● **WORK INSTRUCTIONS**: From the records below, give the number of lines that contain the string "chyby", without any other text.

:: MATERIAL FOR THIS EXERCISE

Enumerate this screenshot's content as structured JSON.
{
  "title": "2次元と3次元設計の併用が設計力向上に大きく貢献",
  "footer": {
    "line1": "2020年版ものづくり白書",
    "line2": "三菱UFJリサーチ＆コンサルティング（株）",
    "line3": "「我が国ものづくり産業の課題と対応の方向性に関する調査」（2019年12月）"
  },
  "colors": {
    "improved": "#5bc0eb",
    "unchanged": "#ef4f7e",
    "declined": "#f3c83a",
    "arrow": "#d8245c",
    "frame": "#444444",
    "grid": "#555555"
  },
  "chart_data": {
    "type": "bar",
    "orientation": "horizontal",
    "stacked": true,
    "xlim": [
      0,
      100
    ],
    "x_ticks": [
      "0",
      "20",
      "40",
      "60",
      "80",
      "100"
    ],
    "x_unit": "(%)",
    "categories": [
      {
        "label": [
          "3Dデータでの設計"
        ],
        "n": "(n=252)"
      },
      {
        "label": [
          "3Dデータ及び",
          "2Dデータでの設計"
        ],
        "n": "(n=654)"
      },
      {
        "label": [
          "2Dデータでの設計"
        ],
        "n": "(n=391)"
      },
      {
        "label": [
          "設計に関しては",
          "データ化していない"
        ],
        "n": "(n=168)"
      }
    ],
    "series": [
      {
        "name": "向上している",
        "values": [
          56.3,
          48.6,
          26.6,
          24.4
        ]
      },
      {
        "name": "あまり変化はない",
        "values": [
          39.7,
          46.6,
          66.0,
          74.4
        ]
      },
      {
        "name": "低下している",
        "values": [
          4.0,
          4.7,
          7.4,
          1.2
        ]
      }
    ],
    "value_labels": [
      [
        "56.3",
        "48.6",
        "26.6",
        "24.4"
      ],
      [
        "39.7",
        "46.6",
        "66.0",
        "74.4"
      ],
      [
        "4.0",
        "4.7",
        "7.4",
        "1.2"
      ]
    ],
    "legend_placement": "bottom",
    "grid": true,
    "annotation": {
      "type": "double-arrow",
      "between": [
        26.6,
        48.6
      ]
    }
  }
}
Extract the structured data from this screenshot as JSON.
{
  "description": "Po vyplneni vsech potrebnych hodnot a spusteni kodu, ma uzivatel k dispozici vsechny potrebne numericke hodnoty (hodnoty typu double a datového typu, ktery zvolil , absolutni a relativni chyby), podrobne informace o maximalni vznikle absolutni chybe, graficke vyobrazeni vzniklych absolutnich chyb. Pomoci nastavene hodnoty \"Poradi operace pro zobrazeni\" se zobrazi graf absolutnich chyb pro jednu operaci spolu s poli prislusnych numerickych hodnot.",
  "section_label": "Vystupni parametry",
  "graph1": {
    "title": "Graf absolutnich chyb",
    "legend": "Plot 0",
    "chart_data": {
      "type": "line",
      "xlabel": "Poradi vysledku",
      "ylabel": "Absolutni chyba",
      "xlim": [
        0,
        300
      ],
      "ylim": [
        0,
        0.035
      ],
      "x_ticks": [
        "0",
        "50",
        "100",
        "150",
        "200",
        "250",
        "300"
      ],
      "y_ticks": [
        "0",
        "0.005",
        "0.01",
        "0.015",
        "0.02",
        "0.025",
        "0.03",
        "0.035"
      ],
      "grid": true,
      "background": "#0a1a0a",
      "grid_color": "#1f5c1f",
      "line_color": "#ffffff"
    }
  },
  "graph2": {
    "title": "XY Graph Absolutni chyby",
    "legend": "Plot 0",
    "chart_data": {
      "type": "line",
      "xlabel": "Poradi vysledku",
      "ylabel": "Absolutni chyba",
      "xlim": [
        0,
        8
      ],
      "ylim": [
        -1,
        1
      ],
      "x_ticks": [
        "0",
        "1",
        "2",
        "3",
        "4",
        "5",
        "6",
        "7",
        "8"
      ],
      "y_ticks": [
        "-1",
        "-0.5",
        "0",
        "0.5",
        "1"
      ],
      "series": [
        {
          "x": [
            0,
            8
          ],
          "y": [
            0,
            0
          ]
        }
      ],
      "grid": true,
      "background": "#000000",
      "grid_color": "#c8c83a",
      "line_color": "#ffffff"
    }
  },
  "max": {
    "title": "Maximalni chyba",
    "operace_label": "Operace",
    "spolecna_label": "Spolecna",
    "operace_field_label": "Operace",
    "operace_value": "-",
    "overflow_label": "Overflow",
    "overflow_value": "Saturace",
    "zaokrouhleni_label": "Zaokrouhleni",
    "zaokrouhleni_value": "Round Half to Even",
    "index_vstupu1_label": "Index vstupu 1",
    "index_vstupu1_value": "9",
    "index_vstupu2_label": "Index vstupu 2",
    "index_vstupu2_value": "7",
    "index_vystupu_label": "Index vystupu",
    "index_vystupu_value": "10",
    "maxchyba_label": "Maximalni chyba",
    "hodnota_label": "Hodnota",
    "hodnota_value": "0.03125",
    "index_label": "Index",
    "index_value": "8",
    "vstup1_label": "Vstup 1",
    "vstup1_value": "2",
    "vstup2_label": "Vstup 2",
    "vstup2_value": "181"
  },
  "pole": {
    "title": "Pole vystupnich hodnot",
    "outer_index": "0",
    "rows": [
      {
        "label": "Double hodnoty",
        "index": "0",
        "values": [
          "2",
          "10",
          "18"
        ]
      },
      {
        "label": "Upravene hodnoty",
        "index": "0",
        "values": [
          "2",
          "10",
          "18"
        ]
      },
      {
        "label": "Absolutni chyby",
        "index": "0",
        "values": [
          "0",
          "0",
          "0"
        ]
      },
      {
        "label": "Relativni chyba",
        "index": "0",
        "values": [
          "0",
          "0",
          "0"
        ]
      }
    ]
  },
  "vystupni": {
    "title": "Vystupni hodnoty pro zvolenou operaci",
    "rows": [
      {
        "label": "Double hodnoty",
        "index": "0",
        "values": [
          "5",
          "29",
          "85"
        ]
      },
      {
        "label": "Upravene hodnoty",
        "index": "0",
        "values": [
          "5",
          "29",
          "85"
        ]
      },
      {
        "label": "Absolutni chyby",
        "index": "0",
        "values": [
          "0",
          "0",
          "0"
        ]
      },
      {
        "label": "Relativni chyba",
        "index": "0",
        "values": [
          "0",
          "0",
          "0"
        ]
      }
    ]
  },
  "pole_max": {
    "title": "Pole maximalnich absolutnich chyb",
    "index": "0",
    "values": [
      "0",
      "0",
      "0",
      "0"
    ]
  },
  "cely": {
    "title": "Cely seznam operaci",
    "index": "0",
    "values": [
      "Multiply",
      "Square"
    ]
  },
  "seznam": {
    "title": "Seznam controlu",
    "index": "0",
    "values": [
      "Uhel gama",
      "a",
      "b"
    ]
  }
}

::::

● **OUTPUT FOR THIS EXERCISE**: 4